## [Set exercise]
Restate all the material verbatim, except for the pictures.

## [Data supplied]
----------

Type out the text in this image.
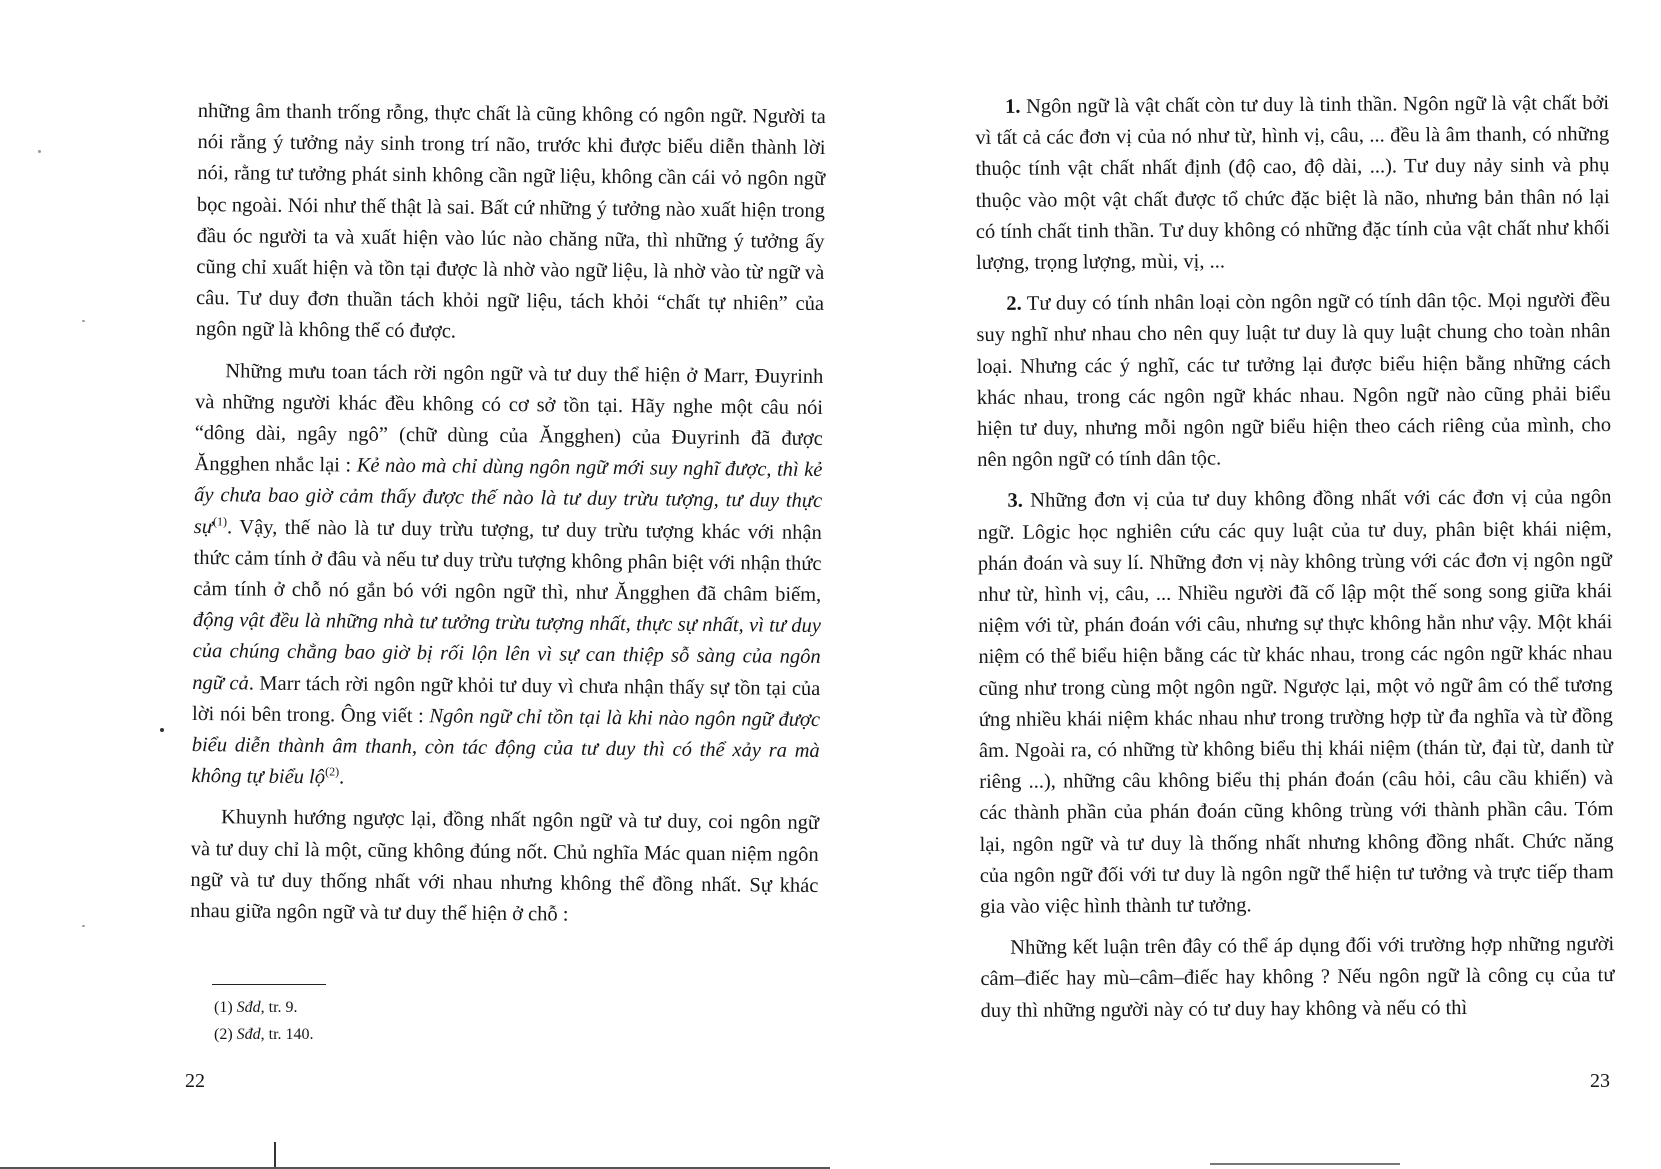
những âm thanh trống rỗng, thực chất là cũng không có ngôn ngữ. Người ta nói rằng ý tưởng nảy sinh trong trí não, trước khi được biểu diễn thành lời nói, rằng tư tưởng phát sinh không cần ngữ liệu, không cần cái vỏ ngôn ngữ bọc ngoài. Nói như thế thật là sai. Bất cứ những ý tưởng nào xuất hiện trong đầu óc người ta và xuất hiện vào lúc nào chăng nữa, thì những ý tưởng ấy cũng chỉ xuất hiện và tồn tại được là nhờ vào ngữ liệu, là nhờ vào từ ngữ và câu. Tư duy đơn thuần tách khỏi ngữ liệu, tách khỏi “chất tự nhiên” của ngôn ngữ là không thể có được.

Những mưu toan tách rời ngôn ngữ và tư duy thể hiện ở Marr, Đuyrinh và những người khác đều không có cơ sở tồn tại. Hãy nghe một câu nói “dông dài, ngây ngô” (chữ dùng của Ăngghen) của Đuyrinh đã được Ăngghen nhắc lại : Kẻ nào mà chỉ dùng ngôn ngữ mới suy nghĩ được, thì kẻ ấy chưa bao giờ cảm thấy được thế nào là tư duy trừu tượng, tư duy thực sự$^{(1)}$. Vậy, thế nào là tư duy trừu tượng, tư duy trừu tượng khác với nhận thức cảm tính ở đâu và nếu tư duy trừu tượng không phân biệt với nhận thức cảm tính ở chỗ nó gắn bó với ngôn ngữ thì, như Ăngghen đã châm biếm, động vật đều là những nhà tư tưởng trừu tượng nhất, thực sự nhất, vì tư duy của chúng chẳng bao giờ bị rối lộn lên vì sự can thiệp sỗ sàng của ngôn ngữ cả. Marr tách rời ngôn ngữ khỏi tư duy vì chưa nhận thấy sự tồn tại của lời nói bên trong. Ông viết : Ngôn ngữ chỉ tồn tại là khi nào ngôn ngữ được biểu diễn thành âm thanh, còn tác động của tư duy thì có thể xảy ra mà không tự biểu lộ$^{(2)}$.

Khuynh hướng ngược lại, đồng nhất ngôn ngữ và tư duy, coi ngôn ngữ và tư duy chỉ là một, cũng không đúng nốt. Chủ nghĩa Mác quan niệm ngôn ngữ và tư duy thống nhất với nhau nhưng không thể đồng nhất. Sự khác nhau giữa ngôn ngữ và tư duy thể hiện ở chỗ :

(1) Sđd, tr. 9.
(2) Sđd, tr. 140.
22

1. Ngôn ngữ là vật chất còn tư duy là tinh thần. Ngôn ngữ là vật chất bởi vì tất cả các đơn vị của nó như từ, hình vị, câu, ... đều là âm thanh, có những thuộc tính vật chất nhất định (độ cao, độ dài, ...). Tư duy nảy sinh và phụ thuộc vào một vật chất được tổ chức đặc biệt là não, nhưng bản thân nó lại có tính chất tinh thần. Tư duy không có những đặc tính của vật chất như khối lượng, trọng lượng, mùi, vị, ...

2. Tư duy có tính nhân loại còn ngôn ngữ có tính dân tộc. Mọi người đều suy nghĩ như nhau cho nên quy luật tư duy là quy luật chung cho toàn nhân loại. Nhưng các ý nghĩ, các tư tưởng lại được biểu hiện bằng những cách khác nhau, trong các ngôn ngữ khác nhau. Ngôn ngữ nào cũng phải biểu hiện tư duy, nhưng mỗi ngôn ngữ biểu hiện theo cách riêng của mình, cho nên ngôn ngữ có tính dân tộc.

3. Những đơn vị của tư duy không đồng nhất với các đơn vị của ngôn ngữ. Lôgic học nghiên cứu các quy luật của tư duy, phân biệt khái niệm, phán đoán và suy lí. Những đơn vị này không trùng với các đơn vị ngôn ngữ như từ, hình vị, câu, ... Nhiều người đã cố lập một thế song song giữa khái niệm với từ, phán đoán với câu, nhưng sự thực không hẳn như vậy. Một khái niệm có thể biểu hiện bằng các từ khác nhau, trong các ngôn ngữ khác nhau cũng như trong cùng một ngôn ngữ. Ngược lại, một vỏ ngữ âm có thể tương ứng nhiều khái niệm khác nhau như trong trường hợp từ đa nghĩa và từ đồng âm. Ngoài ra, có những từ không biểu thị khái niệm (thán từ, đại từ, danh từ riêng ...), những câu không biểu thị phán đoán (câu hỏi, câu cầu khiến) và các thành phần của phán đoán cũng không trùng với thành phần câu. Tóm lại, ngôn ngữ và tư duy là thống nhất nhưng không đồng nhất. Chức năng của ngôn ngữ đối với tư duy là ngôn ngữ thể hiện tư tưởng và trực tiếp tham gia vào việc hình thành tư tưởng.

Những kết luận trên đây có thể áp dụng đối với trường hợp những người câm–điếc hay mù–câm–điếc hay không ? Nếu ngôn ngữ là công cụ của tư duy thì những người này có tư duy hay không và nếu có thì

23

----------

## [Response for this exercise]
Type out the text in this image.
những âm thanh trống rỗng, thực chất là cũng không có ngôn ngữ. Người ta nói rằng ý tưởng nảy sinh trong trí não, trước khi được biểu diễn thành lời nói, rằng tư tưởng phát sinh không cần ngữ liệu, không cần cái vỏ ngôn ngữ bọc ngoài. Nói như thế thật là sai. Bất cứ những ý tưởng nào xuất hiện trong đầu óc người ta và xuất hiện vào lúc nào chăng nữa, thì những ý tưởng ấy cũng chỉ xuất hiện và tồn tại được là nhờ vào ngữ liệu, là nhờ vào từ ngữ và câu. Tư duy đơn thuần tách khỏi ngữ liệu, tách khỏi “chất tự nhiên” của ngôn ngữ là không thể có được.

Những mưu toan tách rời ngôn ngữ và tư duy thể hiện ở Marr, Đuyrinh và những người khác đều không có cơ sở tồn tại. Hãy nghe một câu nói “dông dài, ngây ngô” (chữ dùng của Ăngghen) của Đuyrinh đã được Ăngghen nhắc lại : Kẻ nào mà chỉ dùng ngôn ngữ mới suy nghĩ được, thì kẻ ấy chưa bao giờ cảm thấy được thế nào là tư duy trừu tượng, tư duy thực sự$^{(1)}$. Vậy, thế nào là tư duy trừu tượng, tư duy trừu tượng khác với nhận thức cảm tính ở đâu và nếu tư duy trừu tượng không phân biệt với nhận thức cảm tính ở chỗ nó gắn bó với ngôn ngữ thì, như Ăngghen đã châm biếm, động vật đều là những nhà tư tưởng trừu tượng nhất, thực sự nhất, vì tư duy của chúng chẳng bao giờ bị rối lộn lên vì sự can thiệp sỗ sàng của ngôn ngữ cả. Marr tách rời ngôn ngữ khỏi tư duy vì chưa nhận thấy sự tồn tại của lời nói bên trong. Ông viết : Ngôn ngữ chỉ tồn tại là khi nào ngôn ngữ được biểu diễn thành âm thanh, còn tác động của tư duy thì có thể xảy ra mà không tự biểu lộ$^{(2)}$.

Khuynh hướng ngược lại, đồng nhất ngôn ngữ và tư duy, coi ngôn ngữ và tư duy chỉ là một, cũng không đúng nốt. Chủ nghĩa Mác quan niệm ngôn ngữ và tư duy thống nhất với nhau nhưng không thể đồng nhất. Sự khác nhau giữa ngôn ngữ và tư duy thể hiện ở chỗ :

(1) Sđd, tr. 9.
(2) Sđd, tr. 140.
22

1. Ngôn ngữ là vật chất còn tư duy là tinh thần. Ngôn ngữ là vật chất bởi vì tất cả các đơn vị của nó như từ, hình vị, câu, ... đều là âm thanh, có những thuộc tính vật chất nhất định (độ cao, độ dài, ...). Tư duy nảy sinh và phụ thuộc vào một vật chất được tổ chức đặc biệt là não, nhưng bản thân nó lại có tính chất tinh thần. Tư duy không có những đặc tính của vật chất như khối lượng, trọng lượng, mùi, vị, ...

2. Tư duy có tính nhân loại còn ngôn ngữ có tính dân tộc. Mọi người đều suy nghĩ như nhau cho nên quy luật tư duy là quy luật chung cho toàn nhân loại. Nhưng các ý nghĩ, các tư tưởng lại được biểu hiện bằng những cách khác nhau, trong các ngôn ngữ khác nhau. Ngôn ngữ nào cũng phải biểu hiện tư duy, nhưng mỗi ngôn ngữ biểu hiện theo cách riêng của mình, cho nên ngôn ngữ có tính dân tộc.

3. Những đơn vị của tư duy không đồng nhất với các đơn vị của ngôn ngữ. Lôgic học nghiên cứu các quy luật của tư duy, phân biệt khái niệm, phán đoán và suy lí. Những đơn vị này không trùng với các đơn vị ngôn ngữ như từ, hình vị, câu, ... Nhiều người đã cố lập một thế song song giữa khái niệm với từ, phán đoán với câu, nhưng sự thực không hẳn như vậy. Một khái niệm có thể biểu hiện bằng các từ khác nhau, trong các ngôn ngữ khác nhau cũng như trong cùng một ngôn ngữ. Ngược lại, một vỏ ngữ âm có thể tương ứng nhiều khái niệm khác nhau như trong trường hợp từ đa nghĩa và từ đồng âm. Ngoài ra, có những từ không biểu thị khái niệm (thán từ, đại từ, danh từ riêng ...), những câu không biểu thị phán đoán (câu hỏi, câu cầu khiến) và các thành phần của phán đoán cũng không trùng với thành phần câu. Tóm lại, ngôn ngữ và tư duy là thống nhất nhưng không đồng nhất. Chức năng của ngôn ngữ đối với tư duy là ngôn ngữ thể hiện tư tưởng và trực tiếp tham gia vào việc hình thành tư tưởng.

Những kết luận trên đây có thể áp dụng đối với trường hợp những người câm–điếc hay mù–câm–điếc hay không ? Nếu ngôn ngữ là công cụ của tư duy thì những người này có tư duy hay không và nếu có thì

23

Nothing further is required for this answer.